◆ **SET EXERCISE**: Check each line of the records below for the string "Increased", then state how many lines contain it, with no other output.

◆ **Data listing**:
- - - -
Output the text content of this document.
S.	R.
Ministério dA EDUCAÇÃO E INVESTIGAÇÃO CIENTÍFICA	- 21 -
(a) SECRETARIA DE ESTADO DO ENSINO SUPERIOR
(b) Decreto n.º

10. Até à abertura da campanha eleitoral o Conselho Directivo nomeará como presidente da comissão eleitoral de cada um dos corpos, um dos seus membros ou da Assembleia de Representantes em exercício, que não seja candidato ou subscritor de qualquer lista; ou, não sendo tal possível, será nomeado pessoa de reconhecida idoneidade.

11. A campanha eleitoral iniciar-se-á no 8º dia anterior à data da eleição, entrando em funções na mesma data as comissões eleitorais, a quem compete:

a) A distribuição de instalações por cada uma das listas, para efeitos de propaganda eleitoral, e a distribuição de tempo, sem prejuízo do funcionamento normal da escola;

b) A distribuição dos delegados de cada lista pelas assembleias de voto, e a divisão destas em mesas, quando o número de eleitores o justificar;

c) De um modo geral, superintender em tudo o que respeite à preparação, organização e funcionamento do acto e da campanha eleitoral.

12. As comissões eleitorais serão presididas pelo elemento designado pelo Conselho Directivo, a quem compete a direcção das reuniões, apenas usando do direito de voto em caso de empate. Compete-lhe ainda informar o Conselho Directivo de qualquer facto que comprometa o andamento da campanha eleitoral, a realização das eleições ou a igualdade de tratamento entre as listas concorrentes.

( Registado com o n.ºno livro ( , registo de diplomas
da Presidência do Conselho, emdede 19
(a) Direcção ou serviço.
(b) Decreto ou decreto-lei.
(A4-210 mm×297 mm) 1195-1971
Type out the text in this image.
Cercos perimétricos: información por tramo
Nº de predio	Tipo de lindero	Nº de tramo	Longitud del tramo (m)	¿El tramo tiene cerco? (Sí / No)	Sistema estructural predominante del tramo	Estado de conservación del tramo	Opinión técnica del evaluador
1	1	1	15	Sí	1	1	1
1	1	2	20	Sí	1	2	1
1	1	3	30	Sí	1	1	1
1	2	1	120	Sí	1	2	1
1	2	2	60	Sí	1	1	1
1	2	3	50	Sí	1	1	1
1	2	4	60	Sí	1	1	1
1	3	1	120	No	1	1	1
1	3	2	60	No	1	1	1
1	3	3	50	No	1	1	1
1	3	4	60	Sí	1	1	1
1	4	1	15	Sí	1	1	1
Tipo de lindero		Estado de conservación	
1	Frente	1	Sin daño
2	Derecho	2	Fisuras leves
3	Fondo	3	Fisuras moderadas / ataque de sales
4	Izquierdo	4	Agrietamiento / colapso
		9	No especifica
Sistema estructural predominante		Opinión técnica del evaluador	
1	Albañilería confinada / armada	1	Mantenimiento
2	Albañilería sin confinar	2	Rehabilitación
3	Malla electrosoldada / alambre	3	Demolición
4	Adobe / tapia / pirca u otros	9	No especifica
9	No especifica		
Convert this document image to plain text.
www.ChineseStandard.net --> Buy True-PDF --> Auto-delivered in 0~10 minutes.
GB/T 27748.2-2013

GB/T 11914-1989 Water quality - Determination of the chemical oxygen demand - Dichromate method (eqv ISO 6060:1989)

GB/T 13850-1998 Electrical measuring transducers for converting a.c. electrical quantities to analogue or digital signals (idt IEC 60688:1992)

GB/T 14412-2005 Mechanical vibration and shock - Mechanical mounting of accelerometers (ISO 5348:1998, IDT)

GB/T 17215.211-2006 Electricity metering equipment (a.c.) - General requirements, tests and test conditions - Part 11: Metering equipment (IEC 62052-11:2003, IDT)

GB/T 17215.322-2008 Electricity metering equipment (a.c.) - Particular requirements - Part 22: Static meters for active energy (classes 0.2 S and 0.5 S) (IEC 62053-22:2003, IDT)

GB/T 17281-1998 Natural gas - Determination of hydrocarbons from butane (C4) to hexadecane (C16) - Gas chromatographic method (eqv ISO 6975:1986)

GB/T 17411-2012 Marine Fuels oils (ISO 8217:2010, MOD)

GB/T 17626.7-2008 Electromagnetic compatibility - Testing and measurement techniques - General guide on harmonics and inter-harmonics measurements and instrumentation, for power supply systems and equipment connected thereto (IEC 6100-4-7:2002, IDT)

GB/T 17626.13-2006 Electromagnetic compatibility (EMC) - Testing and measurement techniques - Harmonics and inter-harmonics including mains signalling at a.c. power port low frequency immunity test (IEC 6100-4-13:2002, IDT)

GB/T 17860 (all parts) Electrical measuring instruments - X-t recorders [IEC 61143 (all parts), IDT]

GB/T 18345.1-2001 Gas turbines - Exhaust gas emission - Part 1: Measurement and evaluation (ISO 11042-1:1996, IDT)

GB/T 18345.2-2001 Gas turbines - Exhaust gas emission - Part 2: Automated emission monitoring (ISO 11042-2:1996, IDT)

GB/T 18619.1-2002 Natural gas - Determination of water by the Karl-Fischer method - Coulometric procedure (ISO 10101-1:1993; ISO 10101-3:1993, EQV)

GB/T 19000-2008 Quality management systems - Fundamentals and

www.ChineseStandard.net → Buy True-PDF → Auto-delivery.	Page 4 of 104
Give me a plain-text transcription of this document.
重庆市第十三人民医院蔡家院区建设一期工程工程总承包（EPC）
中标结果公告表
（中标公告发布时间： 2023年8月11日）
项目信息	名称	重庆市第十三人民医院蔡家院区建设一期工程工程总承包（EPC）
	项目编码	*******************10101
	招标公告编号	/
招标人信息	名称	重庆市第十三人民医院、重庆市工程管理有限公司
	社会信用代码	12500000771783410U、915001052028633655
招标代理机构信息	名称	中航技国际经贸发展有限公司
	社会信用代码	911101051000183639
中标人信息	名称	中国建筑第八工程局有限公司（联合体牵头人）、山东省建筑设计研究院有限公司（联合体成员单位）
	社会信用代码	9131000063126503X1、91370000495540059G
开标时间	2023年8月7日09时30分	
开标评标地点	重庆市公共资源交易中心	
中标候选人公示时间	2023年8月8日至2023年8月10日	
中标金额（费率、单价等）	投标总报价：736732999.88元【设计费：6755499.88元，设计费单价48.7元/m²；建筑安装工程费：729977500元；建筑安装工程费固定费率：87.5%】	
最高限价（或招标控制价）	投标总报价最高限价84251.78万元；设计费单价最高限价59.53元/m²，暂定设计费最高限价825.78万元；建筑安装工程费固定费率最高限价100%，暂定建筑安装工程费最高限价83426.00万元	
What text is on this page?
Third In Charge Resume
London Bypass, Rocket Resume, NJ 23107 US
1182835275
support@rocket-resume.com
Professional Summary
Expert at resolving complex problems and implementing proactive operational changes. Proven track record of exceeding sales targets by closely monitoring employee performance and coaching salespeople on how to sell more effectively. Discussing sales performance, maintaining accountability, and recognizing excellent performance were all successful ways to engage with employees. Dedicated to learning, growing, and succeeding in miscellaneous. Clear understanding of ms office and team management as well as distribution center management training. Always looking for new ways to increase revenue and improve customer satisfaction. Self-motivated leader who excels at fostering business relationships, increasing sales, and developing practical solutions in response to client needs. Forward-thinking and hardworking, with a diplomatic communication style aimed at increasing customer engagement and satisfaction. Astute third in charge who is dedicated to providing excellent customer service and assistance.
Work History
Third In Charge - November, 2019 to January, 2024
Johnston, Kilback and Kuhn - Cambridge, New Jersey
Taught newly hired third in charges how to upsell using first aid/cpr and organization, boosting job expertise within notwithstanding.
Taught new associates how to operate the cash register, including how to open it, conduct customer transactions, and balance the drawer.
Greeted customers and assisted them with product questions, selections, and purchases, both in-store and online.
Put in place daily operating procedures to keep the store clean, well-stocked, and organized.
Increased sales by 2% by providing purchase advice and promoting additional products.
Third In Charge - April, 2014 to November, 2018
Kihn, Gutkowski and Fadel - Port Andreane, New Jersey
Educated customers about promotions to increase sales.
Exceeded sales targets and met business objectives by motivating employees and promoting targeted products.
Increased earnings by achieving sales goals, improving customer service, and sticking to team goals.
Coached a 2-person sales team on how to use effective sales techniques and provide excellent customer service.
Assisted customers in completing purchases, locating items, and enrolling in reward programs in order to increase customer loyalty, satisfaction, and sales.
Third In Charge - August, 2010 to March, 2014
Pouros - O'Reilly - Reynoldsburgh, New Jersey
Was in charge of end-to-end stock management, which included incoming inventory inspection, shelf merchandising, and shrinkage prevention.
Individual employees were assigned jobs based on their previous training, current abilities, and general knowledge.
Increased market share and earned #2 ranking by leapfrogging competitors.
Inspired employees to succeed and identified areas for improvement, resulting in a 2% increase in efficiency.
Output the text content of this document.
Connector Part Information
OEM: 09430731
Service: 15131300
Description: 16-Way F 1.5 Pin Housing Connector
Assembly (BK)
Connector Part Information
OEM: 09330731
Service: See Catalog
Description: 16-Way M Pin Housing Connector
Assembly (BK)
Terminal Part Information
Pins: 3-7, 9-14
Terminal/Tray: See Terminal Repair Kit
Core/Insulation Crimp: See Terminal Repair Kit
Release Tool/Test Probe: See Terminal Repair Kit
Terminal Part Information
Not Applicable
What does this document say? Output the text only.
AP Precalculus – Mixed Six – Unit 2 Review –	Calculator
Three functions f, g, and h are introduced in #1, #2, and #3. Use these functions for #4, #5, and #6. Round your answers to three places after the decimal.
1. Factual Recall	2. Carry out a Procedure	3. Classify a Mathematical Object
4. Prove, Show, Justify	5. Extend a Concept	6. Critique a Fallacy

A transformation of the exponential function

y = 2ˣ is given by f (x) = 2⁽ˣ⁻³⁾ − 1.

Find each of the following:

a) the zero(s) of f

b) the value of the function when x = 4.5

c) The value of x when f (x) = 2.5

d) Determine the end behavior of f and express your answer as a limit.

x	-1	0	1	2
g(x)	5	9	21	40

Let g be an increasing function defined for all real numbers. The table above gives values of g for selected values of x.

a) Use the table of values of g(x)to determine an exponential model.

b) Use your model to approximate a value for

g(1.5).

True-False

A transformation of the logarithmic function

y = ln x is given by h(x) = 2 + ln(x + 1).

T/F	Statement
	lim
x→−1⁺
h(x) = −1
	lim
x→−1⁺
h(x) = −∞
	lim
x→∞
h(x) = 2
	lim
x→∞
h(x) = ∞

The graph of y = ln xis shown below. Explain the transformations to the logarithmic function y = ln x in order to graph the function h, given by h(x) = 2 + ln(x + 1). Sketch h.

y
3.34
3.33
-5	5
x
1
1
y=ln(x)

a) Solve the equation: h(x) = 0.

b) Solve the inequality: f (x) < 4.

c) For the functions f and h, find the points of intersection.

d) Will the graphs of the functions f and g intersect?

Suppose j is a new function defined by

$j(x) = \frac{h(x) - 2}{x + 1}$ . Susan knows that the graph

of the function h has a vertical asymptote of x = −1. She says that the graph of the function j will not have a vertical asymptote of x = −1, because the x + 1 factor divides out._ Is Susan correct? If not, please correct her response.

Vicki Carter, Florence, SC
- - - -
◆ **SOLUTION FOR THIS PROBLEM**: 3